Document segment
= = = =
Once obtained, we simply estimate the expected value of the posterior predictive distribution given these topic assignments. 

$$
\mathbb{E}_{z|x^{(q)}}\left[ p(x^{(e)}|z, \mathcal{X} \right] = \int_\Phi \sum_{z} p(x^{(e)}|z, \Phi)p(z|x^{(q)})p(\Phi|\mathcal{X})
$$

As before the three approaches to solving this are point-estimation, sampling, or deterministric distribution-approximation. In the sampling case we end up with

$$
\mathbb{E}_{z|x^{(q)}}\left[ p(x^{(e)}|z, \mathcal{X} \right] \approx \frac{1}{S} \sum_s \sum_k p(x^{(e)}|\phi^(s)_k)
$$
Where $z_s \sim p(z|x^{(q)})$ and $\hat{\Phi}_s \sim p(\Phi|\mathcal{X})$, or approximating distributions such as obtained via Gibbs sampling.

For cases where deterministic approximations of the distributions have been chosen for analytical tractability, such that $p(z|x^{(q)})p(\Phi|\mathcal{X}) = q(z)q(\Phi)$, i.e. variational methods, the approximation is


$$
\mathbb{E}_{z|x^{(q)}}\left[ p(x^{(e)}|z, \mathcal{X} \right] \approx \int_\Phi \sum_{z} p(x^{(e)}|z, \Phi)q(z|)q(\Phi|\mathcal{X})
$$

Typically document completion is translated into perplexity, to normalise for differing document lengths, and so it's the posterior log-likelihood that needs to be calculated. If we retain the use of approximate distributions we can see we're calcuating

$$
\begin{align}
 \ln \mathbb{E}_{q(z|x^{(q)})}\left[ \mathbb{E}_{q(\Phi)|
\mathcal{X})}\left[ p(x^{(e)}|z, \Phi) \right]\right]
\end{align}
$$

which, through application of Jensen's equality, will yield the variational lower bound. This simplifies the estimation of document-completion via perplexity.
= = = =
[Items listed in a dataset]

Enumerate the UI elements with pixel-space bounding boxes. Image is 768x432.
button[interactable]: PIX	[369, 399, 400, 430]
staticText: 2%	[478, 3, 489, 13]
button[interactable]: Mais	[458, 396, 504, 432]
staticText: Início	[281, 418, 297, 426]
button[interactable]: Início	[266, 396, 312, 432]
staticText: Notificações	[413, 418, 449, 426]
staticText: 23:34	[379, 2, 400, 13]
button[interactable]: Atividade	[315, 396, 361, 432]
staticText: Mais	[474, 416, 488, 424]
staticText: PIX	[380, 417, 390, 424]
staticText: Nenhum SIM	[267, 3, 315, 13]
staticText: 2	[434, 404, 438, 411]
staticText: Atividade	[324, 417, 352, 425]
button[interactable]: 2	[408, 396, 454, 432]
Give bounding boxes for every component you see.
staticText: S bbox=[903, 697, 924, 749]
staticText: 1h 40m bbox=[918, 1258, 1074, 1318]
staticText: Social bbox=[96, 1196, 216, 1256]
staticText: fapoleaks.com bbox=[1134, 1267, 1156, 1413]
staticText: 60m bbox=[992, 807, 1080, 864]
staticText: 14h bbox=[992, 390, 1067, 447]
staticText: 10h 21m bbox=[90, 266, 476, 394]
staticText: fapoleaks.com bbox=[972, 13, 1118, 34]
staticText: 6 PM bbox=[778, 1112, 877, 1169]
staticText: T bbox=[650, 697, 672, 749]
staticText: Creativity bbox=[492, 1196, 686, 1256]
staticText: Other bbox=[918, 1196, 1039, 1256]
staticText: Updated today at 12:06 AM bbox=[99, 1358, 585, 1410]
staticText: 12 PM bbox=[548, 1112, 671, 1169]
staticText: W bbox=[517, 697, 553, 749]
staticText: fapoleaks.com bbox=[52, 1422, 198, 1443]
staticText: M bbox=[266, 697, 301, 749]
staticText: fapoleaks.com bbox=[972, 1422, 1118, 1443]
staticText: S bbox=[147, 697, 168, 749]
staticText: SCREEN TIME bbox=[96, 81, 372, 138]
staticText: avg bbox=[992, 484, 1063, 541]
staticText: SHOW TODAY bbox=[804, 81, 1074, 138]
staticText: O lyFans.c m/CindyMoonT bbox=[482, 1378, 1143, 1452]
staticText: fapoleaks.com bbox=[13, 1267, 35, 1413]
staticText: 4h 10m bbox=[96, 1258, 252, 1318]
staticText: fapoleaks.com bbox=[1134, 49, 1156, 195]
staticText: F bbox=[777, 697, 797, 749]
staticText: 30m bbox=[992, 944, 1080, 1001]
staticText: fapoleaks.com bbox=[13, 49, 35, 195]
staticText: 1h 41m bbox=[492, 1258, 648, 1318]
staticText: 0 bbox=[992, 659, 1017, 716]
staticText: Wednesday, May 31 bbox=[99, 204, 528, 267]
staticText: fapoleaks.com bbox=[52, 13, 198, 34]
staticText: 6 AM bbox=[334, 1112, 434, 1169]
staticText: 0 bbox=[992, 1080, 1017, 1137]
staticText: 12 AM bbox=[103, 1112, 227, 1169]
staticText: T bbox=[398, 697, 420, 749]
= = = =
Actions to take
A. Reproduce the records verbatim, starting with their first line and ending with the line that contains "418, 449, 426]", both included.
B. Continue the passage on estimating document completion in topic models from the point at which it ends.

Answers
A.
Enumerate the UI elements with pixel-space bounding boxes. Image is 768x432.
button[interactable]: PIX	[369, 399, 400, 430]
staticText: 2%	[478, 3, 489, 13]
button[interactable]: Mais	[458, 396, 504, 432]
staticText: Início	[281, 418, 297, 426]
button[interactable]: Início	[266, 396, 312, 432]
staticText: Notificações	[413, 418, 449, 426]

B.
# Case Studies

## Mixture of Multinomials - Expectation Maximisation

### Posterior Predictive

#### Point Estimate

For maximum likelihood, and MAP, we learn a _value_ $\hat{\Phi}$ (not a distribution) and then use that value, so we have

$$
\begin{align*}
p(x_*|\hat{\Phi}) = \sum_{z_*} p(x_*|z_*, \hat{\Phi})p(z|\alpha)
\end{align*}
$$

which for mixture models, simplifies to


$$
\begin{align*}
p(x_*|\Phi) = \sum_k p(x_*| \hat{\phi}_k)p(z=k|\alpha)
\end{align*}
$$

#### Expected

Does not apply in this case since we're not learning a distribution

### Document Completion

#### Point Estimate

The point estimate is simply

$$
\mathbb{E}_{p(z|x^{(e)}, \Phi)}\left[\ln p(x^{(e)}|z;\Phi)\right] = 
\sum_k p(x^{(e)}|\hat{\phi}_k)p(z=k|x^{(q)}; \hat{\Phi})
$$



#### Expected

Does not apply in this case since we're not learning a distribution over $\Phi$

## Mixture of Multinomials - Variational

### Posterior Predictive

#### Point Estimate

Selecting the point estimates $\hat{\phi} = \mathbb{E}_q[\phi]$ and $\hat{\alpha} = \mathbb{E}_q[\alpha]$ we obtain the following

$$
\begin{align*}
p(x|\mathcal{X})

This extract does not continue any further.